== Data provided ==
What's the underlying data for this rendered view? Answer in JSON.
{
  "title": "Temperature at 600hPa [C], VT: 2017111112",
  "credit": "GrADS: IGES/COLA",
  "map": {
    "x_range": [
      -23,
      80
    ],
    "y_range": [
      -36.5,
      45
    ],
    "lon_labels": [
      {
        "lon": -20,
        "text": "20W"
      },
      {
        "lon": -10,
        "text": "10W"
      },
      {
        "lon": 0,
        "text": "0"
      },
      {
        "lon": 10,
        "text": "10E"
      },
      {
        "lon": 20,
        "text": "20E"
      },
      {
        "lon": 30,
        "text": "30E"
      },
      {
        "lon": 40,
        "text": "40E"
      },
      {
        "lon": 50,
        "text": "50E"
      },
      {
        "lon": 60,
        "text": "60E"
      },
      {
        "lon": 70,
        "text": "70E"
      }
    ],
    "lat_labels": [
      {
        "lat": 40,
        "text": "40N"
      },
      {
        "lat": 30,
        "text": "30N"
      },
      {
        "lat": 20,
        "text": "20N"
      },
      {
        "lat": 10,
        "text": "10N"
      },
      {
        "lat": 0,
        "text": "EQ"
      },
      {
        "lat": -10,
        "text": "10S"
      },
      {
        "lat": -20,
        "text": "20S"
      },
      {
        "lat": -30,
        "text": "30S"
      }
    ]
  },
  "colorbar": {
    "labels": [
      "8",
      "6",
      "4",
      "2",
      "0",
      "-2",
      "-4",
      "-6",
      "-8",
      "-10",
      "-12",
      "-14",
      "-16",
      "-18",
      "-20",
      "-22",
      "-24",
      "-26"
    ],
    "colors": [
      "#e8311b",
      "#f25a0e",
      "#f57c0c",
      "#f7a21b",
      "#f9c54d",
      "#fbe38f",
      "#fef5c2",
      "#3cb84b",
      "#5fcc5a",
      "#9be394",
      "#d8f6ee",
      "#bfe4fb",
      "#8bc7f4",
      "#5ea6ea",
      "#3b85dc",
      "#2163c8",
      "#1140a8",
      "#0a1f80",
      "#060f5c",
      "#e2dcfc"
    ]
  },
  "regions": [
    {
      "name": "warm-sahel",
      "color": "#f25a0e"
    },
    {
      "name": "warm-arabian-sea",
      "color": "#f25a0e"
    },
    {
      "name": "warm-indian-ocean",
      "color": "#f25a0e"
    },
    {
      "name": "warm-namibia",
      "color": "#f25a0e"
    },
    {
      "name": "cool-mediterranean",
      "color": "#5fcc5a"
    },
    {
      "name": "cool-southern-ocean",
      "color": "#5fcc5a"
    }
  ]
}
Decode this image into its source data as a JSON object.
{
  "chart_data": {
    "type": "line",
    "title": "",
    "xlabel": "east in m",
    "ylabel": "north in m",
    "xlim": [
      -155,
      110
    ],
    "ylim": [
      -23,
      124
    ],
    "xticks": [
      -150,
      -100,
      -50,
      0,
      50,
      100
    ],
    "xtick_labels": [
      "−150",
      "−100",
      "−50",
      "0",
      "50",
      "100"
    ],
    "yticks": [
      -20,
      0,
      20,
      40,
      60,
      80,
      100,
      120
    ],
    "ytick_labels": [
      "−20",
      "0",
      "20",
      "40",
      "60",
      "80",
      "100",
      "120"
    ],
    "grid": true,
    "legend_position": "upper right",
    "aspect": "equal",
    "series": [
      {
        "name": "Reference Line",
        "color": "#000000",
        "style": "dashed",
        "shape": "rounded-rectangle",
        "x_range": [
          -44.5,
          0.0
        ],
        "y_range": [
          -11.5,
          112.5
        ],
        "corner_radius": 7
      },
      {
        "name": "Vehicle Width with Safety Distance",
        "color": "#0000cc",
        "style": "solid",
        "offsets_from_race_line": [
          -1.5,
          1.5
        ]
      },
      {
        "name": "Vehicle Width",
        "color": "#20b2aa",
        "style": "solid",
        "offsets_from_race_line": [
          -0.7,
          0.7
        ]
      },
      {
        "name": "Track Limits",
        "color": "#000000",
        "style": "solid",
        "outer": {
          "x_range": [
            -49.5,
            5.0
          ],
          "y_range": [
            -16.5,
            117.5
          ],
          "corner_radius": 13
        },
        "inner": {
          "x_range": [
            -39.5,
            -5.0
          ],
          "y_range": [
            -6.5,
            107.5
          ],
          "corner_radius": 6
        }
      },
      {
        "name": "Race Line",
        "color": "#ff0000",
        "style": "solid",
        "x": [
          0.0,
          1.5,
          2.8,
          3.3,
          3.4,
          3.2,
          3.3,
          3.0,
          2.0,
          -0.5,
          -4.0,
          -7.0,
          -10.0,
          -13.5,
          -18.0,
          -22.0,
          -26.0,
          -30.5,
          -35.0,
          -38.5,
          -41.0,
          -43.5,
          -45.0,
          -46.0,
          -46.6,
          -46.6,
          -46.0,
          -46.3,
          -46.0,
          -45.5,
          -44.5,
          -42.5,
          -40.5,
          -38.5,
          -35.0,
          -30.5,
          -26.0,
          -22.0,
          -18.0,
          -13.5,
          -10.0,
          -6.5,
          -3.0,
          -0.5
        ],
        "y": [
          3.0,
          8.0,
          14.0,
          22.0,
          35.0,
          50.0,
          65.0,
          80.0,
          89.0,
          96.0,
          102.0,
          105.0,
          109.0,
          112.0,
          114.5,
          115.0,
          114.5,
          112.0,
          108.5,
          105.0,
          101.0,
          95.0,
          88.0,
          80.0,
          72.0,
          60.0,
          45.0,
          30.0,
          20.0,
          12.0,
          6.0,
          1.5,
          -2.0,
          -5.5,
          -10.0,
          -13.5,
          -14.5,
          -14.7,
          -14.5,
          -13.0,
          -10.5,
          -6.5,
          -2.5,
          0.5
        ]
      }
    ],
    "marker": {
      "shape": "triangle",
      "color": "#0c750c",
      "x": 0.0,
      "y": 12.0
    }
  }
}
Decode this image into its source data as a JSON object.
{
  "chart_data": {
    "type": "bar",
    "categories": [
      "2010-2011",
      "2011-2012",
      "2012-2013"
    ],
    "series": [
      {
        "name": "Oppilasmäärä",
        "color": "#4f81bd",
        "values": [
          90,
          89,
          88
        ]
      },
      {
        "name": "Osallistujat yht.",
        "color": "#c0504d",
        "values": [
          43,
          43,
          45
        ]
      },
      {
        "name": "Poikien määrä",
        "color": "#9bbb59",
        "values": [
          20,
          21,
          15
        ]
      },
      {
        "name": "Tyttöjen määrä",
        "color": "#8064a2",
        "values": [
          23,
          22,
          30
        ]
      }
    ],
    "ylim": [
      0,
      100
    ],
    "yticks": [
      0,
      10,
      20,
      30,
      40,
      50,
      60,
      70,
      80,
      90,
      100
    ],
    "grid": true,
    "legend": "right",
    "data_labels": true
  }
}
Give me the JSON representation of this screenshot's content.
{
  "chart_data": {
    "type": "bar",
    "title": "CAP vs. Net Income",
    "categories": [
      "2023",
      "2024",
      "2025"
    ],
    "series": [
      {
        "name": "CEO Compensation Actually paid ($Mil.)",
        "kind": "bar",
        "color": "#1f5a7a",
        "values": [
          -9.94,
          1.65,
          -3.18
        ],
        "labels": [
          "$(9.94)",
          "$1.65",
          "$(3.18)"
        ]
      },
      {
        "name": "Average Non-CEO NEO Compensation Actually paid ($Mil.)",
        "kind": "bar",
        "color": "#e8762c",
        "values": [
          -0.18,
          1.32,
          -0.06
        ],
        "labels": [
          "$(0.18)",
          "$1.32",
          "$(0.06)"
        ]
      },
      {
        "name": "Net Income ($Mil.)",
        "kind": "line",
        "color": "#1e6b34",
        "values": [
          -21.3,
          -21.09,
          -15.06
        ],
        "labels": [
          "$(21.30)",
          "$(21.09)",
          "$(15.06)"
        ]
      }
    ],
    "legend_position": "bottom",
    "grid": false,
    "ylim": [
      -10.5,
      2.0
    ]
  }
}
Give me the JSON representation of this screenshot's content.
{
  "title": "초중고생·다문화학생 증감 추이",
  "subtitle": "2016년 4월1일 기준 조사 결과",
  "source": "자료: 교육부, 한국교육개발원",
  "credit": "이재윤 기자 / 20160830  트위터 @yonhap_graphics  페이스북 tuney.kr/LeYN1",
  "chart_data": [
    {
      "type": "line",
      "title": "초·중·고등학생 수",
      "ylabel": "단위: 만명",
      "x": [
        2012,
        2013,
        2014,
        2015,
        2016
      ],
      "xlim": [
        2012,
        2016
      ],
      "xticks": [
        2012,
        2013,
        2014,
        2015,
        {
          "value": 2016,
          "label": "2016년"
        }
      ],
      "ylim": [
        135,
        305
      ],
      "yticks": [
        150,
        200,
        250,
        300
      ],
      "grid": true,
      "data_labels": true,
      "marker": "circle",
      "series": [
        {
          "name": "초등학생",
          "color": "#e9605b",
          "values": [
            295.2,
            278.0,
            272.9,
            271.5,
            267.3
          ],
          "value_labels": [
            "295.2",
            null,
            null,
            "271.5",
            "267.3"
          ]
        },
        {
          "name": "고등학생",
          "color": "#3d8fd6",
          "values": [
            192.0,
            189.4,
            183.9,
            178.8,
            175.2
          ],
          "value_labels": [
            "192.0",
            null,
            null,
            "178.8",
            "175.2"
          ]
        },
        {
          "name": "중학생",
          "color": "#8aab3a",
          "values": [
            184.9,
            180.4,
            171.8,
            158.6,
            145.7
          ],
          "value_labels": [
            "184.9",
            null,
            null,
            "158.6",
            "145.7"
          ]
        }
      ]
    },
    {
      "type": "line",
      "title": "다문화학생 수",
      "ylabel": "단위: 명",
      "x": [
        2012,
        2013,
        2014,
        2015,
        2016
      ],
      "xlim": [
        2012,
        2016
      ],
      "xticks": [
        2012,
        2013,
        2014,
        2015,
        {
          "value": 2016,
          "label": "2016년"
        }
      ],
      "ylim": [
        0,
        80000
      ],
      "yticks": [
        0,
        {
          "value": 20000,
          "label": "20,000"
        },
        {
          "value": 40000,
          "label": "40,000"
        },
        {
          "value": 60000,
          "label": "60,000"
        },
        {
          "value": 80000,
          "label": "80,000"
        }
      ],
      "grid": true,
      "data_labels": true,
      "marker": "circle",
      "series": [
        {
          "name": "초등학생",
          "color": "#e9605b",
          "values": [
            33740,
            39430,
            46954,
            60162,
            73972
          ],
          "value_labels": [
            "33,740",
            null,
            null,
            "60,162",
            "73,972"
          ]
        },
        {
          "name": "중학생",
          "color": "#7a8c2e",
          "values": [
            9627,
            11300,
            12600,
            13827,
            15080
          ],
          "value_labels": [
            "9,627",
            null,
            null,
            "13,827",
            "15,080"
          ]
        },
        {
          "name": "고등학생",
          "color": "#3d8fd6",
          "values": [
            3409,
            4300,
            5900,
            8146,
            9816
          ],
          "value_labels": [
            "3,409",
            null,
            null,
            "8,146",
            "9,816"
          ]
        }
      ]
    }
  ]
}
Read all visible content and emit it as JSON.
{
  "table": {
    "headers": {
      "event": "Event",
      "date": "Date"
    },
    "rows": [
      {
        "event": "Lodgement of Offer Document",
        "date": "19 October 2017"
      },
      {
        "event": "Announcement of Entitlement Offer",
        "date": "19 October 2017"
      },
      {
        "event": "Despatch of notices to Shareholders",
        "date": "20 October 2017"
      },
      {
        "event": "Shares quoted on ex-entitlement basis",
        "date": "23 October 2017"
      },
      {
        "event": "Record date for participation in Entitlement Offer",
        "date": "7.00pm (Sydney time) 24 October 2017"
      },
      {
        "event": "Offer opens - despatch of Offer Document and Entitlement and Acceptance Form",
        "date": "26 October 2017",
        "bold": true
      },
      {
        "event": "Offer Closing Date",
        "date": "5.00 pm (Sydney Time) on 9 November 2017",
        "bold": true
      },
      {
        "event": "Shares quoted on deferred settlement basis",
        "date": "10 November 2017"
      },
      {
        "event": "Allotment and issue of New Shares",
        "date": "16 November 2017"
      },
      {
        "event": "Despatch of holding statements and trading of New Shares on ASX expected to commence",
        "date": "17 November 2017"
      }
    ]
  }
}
===
• Task to complete
Check each line of the material above for "ocean" and say how many lines contain it, giving the number alone.

• Task response
2